Collect every line of the records below that contains the word "title".

*Records supplied:*
(begin)
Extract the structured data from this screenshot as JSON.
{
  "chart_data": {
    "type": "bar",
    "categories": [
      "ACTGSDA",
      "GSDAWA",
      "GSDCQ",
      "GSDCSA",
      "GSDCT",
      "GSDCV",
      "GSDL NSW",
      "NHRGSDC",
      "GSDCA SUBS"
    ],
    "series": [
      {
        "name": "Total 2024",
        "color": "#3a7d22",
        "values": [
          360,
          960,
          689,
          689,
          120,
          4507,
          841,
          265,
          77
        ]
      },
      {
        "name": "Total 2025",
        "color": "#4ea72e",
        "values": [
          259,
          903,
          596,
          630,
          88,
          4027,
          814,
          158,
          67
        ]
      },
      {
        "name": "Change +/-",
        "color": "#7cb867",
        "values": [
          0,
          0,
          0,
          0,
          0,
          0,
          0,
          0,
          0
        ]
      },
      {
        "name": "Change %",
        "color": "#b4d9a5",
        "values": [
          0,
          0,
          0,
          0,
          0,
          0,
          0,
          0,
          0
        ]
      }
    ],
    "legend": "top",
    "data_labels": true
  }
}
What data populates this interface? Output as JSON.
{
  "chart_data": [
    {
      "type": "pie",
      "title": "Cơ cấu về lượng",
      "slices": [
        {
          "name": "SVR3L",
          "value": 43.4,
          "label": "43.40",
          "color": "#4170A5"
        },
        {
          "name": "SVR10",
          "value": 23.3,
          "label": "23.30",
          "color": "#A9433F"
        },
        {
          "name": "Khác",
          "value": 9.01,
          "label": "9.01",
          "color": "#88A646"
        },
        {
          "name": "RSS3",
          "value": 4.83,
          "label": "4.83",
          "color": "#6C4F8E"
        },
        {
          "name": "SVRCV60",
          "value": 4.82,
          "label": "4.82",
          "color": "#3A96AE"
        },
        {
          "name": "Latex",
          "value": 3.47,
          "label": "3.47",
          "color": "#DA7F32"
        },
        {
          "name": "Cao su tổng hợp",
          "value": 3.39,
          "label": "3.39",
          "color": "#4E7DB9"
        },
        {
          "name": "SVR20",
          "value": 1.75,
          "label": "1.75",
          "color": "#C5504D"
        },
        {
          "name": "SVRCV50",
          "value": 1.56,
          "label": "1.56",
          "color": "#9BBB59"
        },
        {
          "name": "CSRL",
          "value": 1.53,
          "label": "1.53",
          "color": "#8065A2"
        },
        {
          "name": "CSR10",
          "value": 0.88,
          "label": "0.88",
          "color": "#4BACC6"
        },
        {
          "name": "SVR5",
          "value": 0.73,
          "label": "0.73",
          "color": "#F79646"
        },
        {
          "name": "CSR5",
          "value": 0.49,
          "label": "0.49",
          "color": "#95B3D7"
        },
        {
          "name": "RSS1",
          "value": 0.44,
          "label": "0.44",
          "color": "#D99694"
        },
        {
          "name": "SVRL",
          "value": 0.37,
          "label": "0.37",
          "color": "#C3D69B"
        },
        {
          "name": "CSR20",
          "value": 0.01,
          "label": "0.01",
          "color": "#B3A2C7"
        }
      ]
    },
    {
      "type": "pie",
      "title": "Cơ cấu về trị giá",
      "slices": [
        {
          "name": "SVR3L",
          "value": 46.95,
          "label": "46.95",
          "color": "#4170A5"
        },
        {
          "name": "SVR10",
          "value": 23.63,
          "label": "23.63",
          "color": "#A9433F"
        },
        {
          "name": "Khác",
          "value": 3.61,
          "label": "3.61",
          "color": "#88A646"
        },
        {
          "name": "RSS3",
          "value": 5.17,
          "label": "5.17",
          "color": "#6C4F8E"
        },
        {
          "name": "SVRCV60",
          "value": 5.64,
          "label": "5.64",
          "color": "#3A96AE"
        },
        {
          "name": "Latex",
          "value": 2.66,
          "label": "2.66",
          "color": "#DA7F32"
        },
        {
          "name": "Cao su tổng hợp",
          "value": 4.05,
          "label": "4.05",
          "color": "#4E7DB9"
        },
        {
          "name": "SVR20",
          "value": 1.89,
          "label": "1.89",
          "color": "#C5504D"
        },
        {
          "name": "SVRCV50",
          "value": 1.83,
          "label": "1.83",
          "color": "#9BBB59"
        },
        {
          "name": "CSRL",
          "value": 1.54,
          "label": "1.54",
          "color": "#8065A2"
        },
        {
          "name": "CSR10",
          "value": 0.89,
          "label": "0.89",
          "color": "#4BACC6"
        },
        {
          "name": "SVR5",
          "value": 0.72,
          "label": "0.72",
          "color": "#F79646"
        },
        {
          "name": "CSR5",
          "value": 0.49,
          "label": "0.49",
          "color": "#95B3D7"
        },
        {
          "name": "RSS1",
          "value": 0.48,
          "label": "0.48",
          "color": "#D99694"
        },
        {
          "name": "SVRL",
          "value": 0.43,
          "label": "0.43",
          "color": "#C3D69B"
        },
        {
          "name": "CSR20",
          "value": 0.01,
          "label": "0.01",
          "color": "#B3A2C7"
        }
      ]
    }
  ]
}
(end)
*Answer to the problem:*
      "title": "Cơ cấu về lượng",
      "title": "Cơ cấu về trị giá",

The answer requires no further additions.